> Exercise prompt
Exactly as written, please set down all of the entries again, with no pictures.

--- Begin Input for this task ---

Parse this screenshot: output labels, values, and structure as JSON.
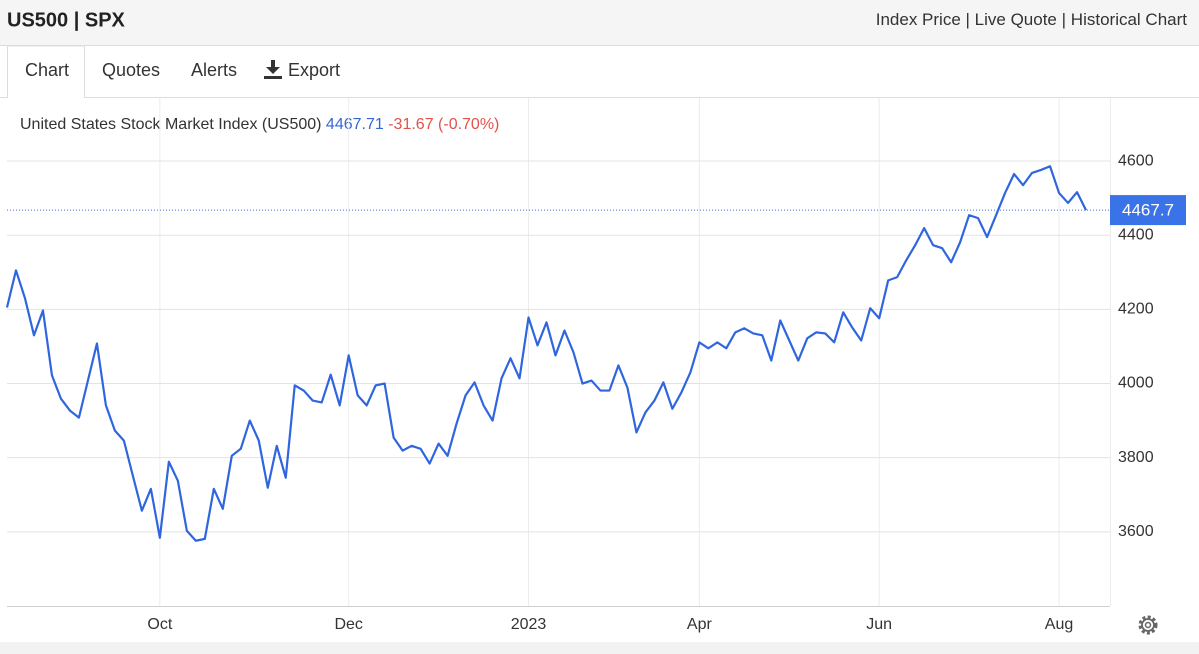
{
  "header": {
    "title": "US500 | SPX",
    "links": [
      "Index Price",
      "Live Quote",
      "Historical Chart"
    ],
    "separator": "|"
  },
  "tabs": [
    "Chart",
    "Quotes",
    "Alerts",
    "Export"
  ],
  "chart_data": {
    "type": "line",
    "legend": {
      "name": "United States Stock Market Index (US500)",
      "last": "4467.71",
      "change": "-31.67 (-0.70%)"
    },
    "color": "#2f66df",
    "price_marker": {
      "value": 4467.71,
      "label": "4467.7",
      "color": "#3a73e8"
    },
    "ylim": [
      3400,
      4770
    ],
    "yticks": [
      3600,
      3800,
      4000,
      4200,
      4400,
      4600
    ],
    "grid": true,
    "categories": [
      null,
      null,
      null,
      null,
      null,
      null,
      null,
      null,
      null,
      null,
      null,
      null,
      null,
      null,
      null,
      null,
      null,
      "Oct",
      null,
      null,
      null,
      null,
      null,
      null,
      null,
      null,
      null,
      null,
      null,
      null,
      null,
      null,
      null,
      null,
      null,
      null,
      null,
      null,
      "Dec",
      null,
      null,
      null,
      null,
      null,
      null,
      null,
      null,
      null,
      null,
      null,
      null,
      null,
      null,
      null,
      null,
      null,
      null,
      null,
      "2023",
      null,
      null,
      null,
      null,
      null,
      null,
      null,
      null,
      null,
      null,
      null,
      null,
      null,
      null,
      null,
      null,
      null,
      null,
      "Apr",
      null,
      null,
      null,
      null,
      null,
      null,
      null,
      null,
      null,
      null,
      null,
      null,
      null,
      null,
      null,
      null,
      null,
      null,
      null,
      "Jun",
      null,
      null,
      null,
      null,
      null,
      null,
      null,
      null,
      null,
      null,
      null,
      null,
      null,
      null,
      null,
      null,
      null,
      null,
      null,
      "Aug",
      null,
      null,
      null
    ],
    "values": [
      4205,
      4305,
      4230,
      4130,
      4197,
      4022,
      3959,
      3927,
      3908,
      4008,
      4108,
      3941,
      3873,
      3846,
      3751,
      3657,
      3716,
      3584,
      3789,
      3738,
      3603,
      3576,
      3581,
      3716,
      3662,
      3805,
      3824,
      3900,
      3846,
      3719,
      3832,
      3746,
      3995,
      3981,
      3954,
      3949,
      4024,
      3941,
      4076,
      3968,
      3941,
      3995,
      4000,
      3854,
      3819,
      3832,
      3824,
      3784,
      3838,
      3805,
      3892,
      3968,
      4003,
      3941,
      3900,
      4014,
      4068,
      4014,
      4178,
      4103,
      4165,
      4076,
      4143,
      4084,
      4000,
      4008,
      3981,
      3981,
      4049,
      3989,
      3868,
      3922,
      3954,
      4003,
      3932,
      3976,
      4030,
      4111,
      4095,
      4111,
      4095,
      4138,
      4149,
      4135,
      4130,
      4062,
      4170,
      4116,
      4062,
      4122,
      4138,
      4135,
      4111,
      4192,
      4151,
      4116,
      4203,
      4176,
      4278,
      4287,
      4332,
      4373,
      4419,
      4373,
      4365,
      4327,
      4381,
      4454,
      4446,
      4395,
      4454,
      4514,
      4565,
      4535,
      4568,
      4576,
      4586,
      4514,
      4487,
      4516,
      4467.71
    ]
  }
}
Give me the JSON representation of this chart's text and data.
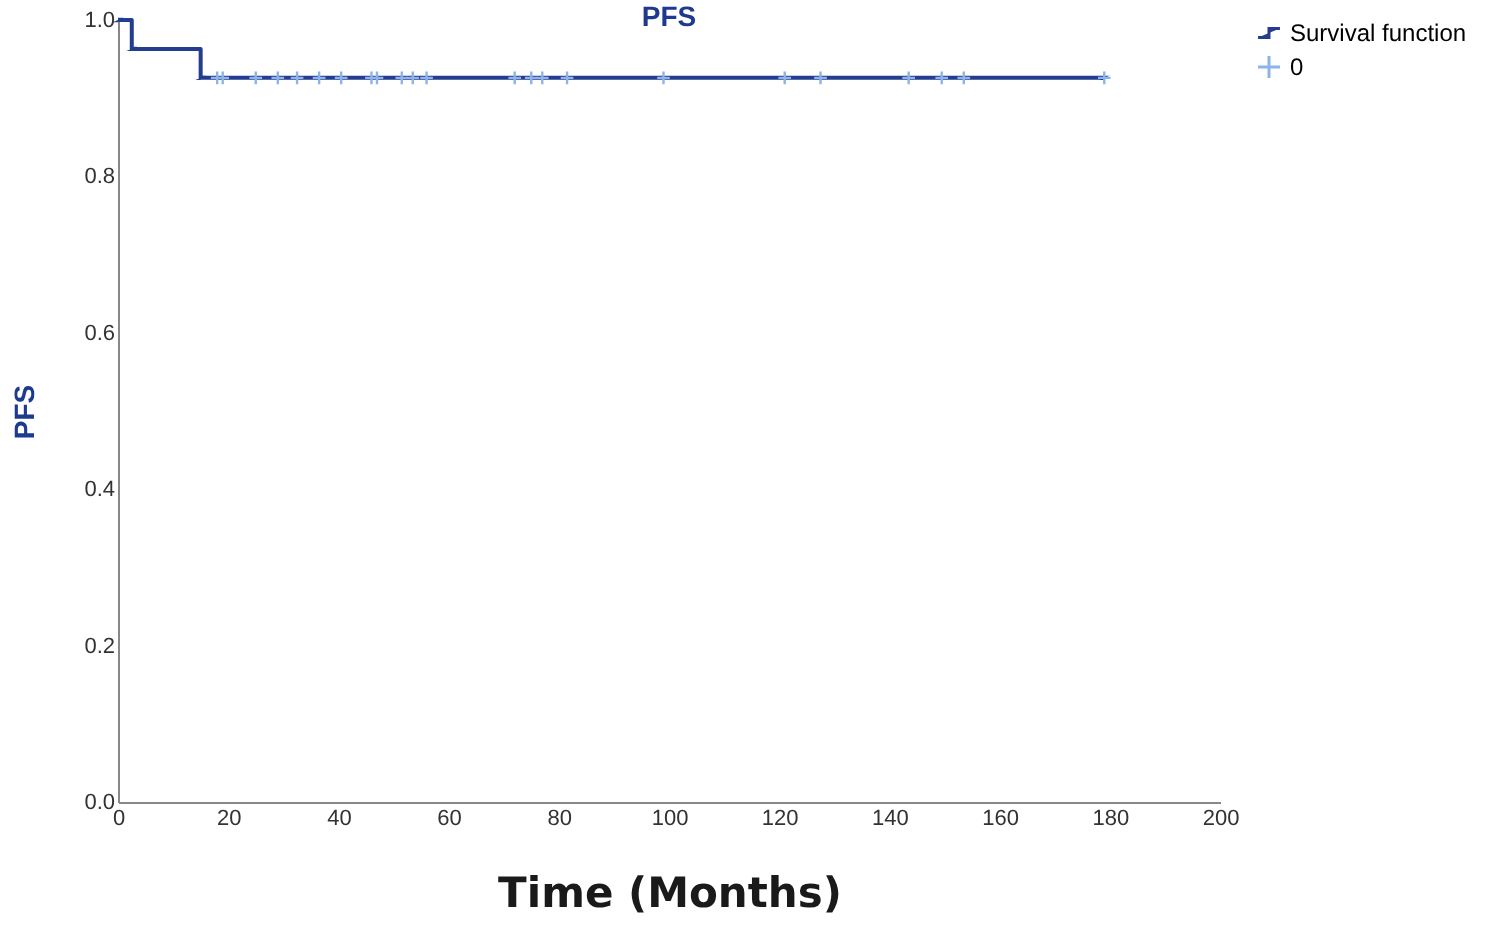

--- End Input for this task ---

> Expected answer
Parse this screenshot: output labels, values, and structure as JSON.
{
  "header": {
    "title": "US500 | SPX",
    "links": [
      "Index Price",
      "Live Quote",
      "Historical Chart"
    ],
    "separator": "|"
  },
  "tabs": [
    "Chart",
    "Quotes",
    "Alerts",
    "Export"
  ],
  "chart_data": {
    "type": "line",
    "legend": {
      "name": "United States Stock Market Index (US500)",
      "last": "4467.71",
      "change": "-31.67 (-0.70%)"
    },
    "color": "#2f66df",
    "price_marker": {
      "value": 4467.71,
      "label": "4467.7",
      "color": "#3a73e8"
    },
    "ylim": [
      3400,
      4770
    ],
    "yticks": [
      3600,
      3800,
      4000,
      4200,
      4400,
      4600
    ],
    "grid": true,
    "categories": [
      null,
      null,
      null,
      null,
      null,
      null,
      null,
      null,
      null,
      null,
      null,
      null,
      null,
      null,
      null,
      null,
      null,
      "Oct",
      null,
      null,
      null,
      null,
      null,
      null,
      null,
      null,
      null,
      null,
      null,
      null,
      null,
      null,
      null,
      null,
      null,
      null,
      null,
      null,
      "Dec",
      null,
      null,
      null,
      null,
      null,
      null,
      null,
      null,
      null,
      null,
      null,
      null,
      null,
      null,
      null,
      null,
      null,
      null,
      null,
      "2023",
      null,
      null,
      null,
      null,
      null,
      null,
      null,
      null,
      null,
      null,
      null,
      null,
      null,
      null,
      null,
      null,
      null,
      null,
      "Apr",
      null,
      null,
      null,
      null,
      null,
      null,
      null,
      null,
      null,
      null,
      null,
      null,
      null,
      null,
      null,
      null,
      null,
      null,
      null,
      "Jun",
      null,
      null,
      null,
      null,
      null,
      null,
      null,
      null,
      null,
      null,
      null,
      null,
      null,
      null,
      null,
      null,
      null,
      null,
      null,
      "Aug",
      null,
      null,
      null
    ],
    "values": [
      4205,
      4305,
      4230,
      4130,
      4197,
      4022,
      3959,
      3927,
      3908,
      4008,
      4108,
      3941,
      3873,
      3846,
      3751,
      3657,
      3716,
      3584,
      3789,
      3738,
      3603,
      3576,
      3581,
      3716,
      3662,
      3805,
      3824,
      3900,
      3846,
      3719,
      3832,
      3746,
      3995,
      3981,
      3954,
      3949,
      4024,
      3941,
      4076,
      3968,
      3941,
      3995,
      4000,
      3854,
      3819,
      3832,
      3824,
      3784,
      3838,
      3805,
      3892,
      3968,
      4003,
      3941,
      3900,
      4014,
      4068,
      4014,
      4178,
      4103,
      4165,
      4076,
      4143,
      4084,
      4000,
      4008,
      3981,
      3981,
      4049,
      3989,
      3868,
      3922,
      3954,
      4003,
      3932,
      3976,
      4030,
      4111,
      4095,
      4111,
      4095,
      4138,
      4149,
      4135,
      4130,
      4062,
      4170,
      4116,
      4062,
      4122,
      4138,
      4135,
      4111,
      4192,
      4151,
      4116,
      4203,
      4176,
      4278,
      4287,
      4332,
      4373,
      4419,
      4373,
      4365,
      4327,
      4381,
      4454,
      4446,
      4395,
      4454,
      4514,
      4565,
      4535,
      4568,
      4576,
      4586,
      4514,
      4487,
      4516,
      4467.71
    ]
  }
}
Give me the JSON representation of this chart's text and data.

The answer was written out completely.